— BEGIN Material for this task —

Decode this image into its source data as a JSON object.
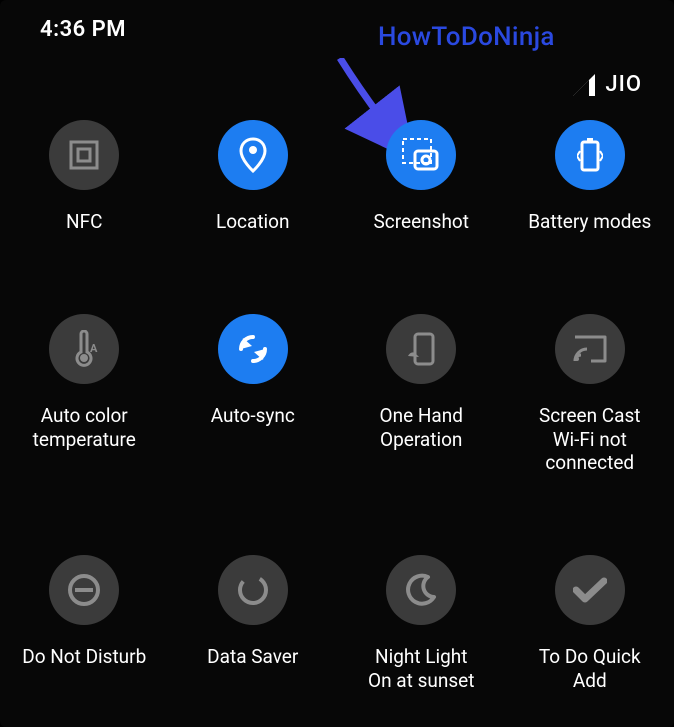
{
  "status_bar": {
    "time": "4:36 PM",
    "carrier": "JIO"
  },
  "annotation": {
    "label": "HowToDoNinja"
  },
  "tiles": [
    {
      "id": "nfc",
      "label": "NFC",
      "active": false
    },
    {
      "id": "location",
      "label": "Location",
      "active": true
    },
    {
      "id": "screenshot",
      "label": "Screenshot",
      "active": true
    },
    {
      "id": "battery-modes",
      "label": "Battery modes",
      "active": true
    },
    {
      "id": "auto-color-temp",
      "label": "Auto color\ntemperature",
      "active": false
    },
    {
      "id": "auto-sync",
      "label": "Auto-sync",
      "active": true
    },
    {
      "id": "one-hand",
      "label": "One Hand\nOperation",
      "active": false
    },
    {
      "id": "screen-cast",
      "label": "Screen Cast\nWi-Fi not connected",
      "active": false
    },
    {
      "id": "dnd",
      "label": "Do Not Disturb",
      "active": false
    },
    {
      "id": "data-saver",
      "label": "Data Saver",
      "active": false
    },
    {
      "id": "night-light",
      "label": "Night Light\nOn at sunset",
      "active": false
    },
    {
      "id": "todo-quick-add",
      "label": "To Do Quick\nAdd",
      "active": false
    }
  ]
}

— END Material for this task —
— BEGIN Material for this task —

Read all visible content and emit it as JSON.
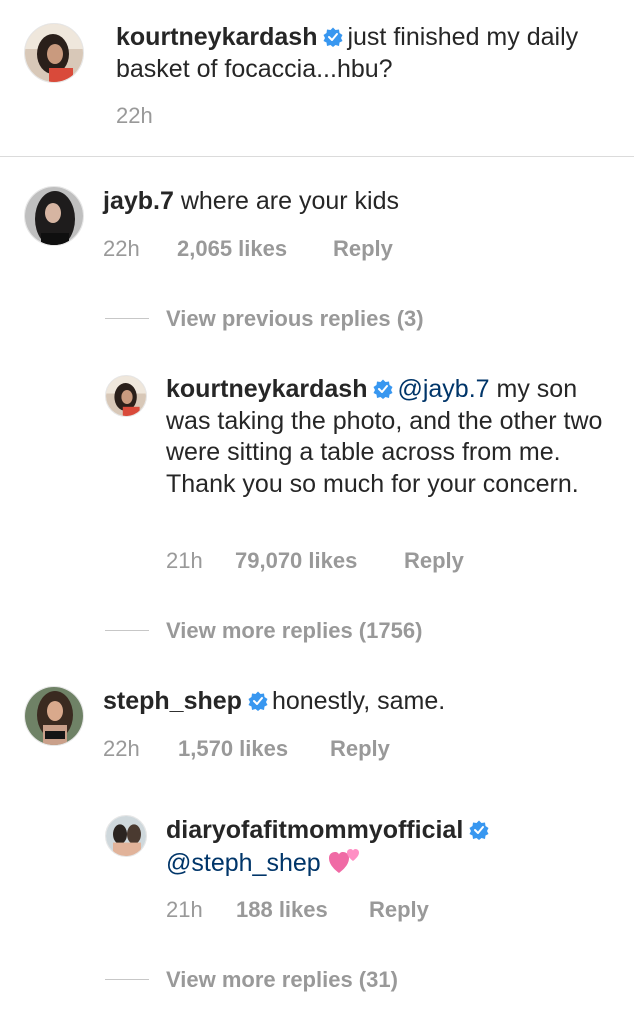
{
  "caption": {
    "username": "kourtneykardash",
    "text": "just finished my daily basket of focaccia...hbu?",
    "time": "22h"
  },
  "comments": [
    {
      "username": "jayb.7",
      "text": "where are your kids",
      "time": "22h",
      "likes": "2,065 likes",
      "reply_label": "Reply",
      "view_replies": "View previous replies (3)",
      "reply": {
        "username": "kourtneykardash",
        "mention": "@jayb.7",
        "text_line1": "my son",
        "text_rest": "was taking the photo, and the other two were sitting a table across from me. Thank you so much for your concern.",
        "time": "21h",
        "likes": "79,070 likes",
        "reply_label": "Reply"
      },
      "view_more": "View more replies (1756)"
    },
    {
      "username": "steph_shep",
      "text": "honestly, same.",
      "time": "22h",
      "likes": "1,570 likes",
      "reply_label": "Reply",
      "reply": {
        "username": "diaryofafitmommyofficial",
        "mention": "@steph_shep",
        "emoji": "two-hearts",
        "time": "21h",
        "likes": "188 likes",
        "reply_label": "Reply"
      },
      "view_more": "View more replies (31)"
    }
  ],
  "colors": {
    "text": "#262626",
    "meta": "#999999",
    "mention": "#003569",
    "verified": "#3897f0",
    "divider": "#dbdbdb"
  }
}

— END Material for this task —
— BEGIN Material for this task —

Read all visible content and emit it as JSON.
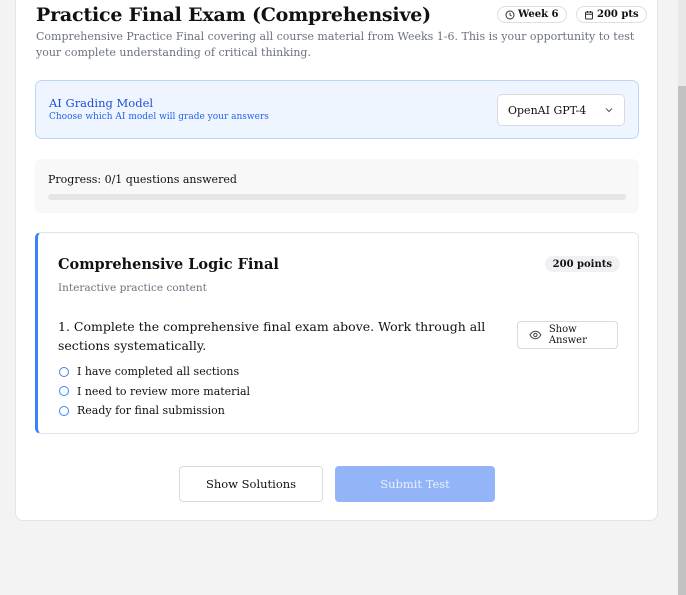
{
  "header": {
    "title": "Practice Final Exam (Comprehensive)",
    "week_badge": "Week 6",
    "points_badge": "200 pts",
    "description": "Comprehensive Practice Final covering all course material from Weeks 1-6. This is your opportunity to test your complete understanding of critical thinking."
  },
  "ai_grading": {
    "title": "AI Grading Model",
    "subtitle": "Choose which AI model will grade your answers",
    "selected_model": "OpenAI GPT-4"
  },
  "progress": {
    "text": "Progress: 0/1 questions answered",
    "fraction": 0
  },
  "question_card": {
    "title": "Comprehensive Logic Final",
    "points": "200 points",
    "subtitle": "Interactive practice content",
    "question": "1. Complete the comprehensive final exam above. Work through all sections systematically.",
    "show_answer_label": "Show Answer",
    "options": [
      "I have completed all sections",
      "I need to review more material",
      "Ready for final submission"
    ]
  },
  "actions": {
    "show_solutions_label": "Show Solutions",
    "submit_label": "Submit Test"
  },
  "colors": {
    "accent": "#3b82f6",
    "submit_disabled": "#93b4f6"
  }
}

— END Material for this task —

_Problem to work on:_ Return, from the data, each line that has the word "kourtneykardash" in it.

_Response:_
    "username": "kourtneykardash",
        "username": "kourtneykardash",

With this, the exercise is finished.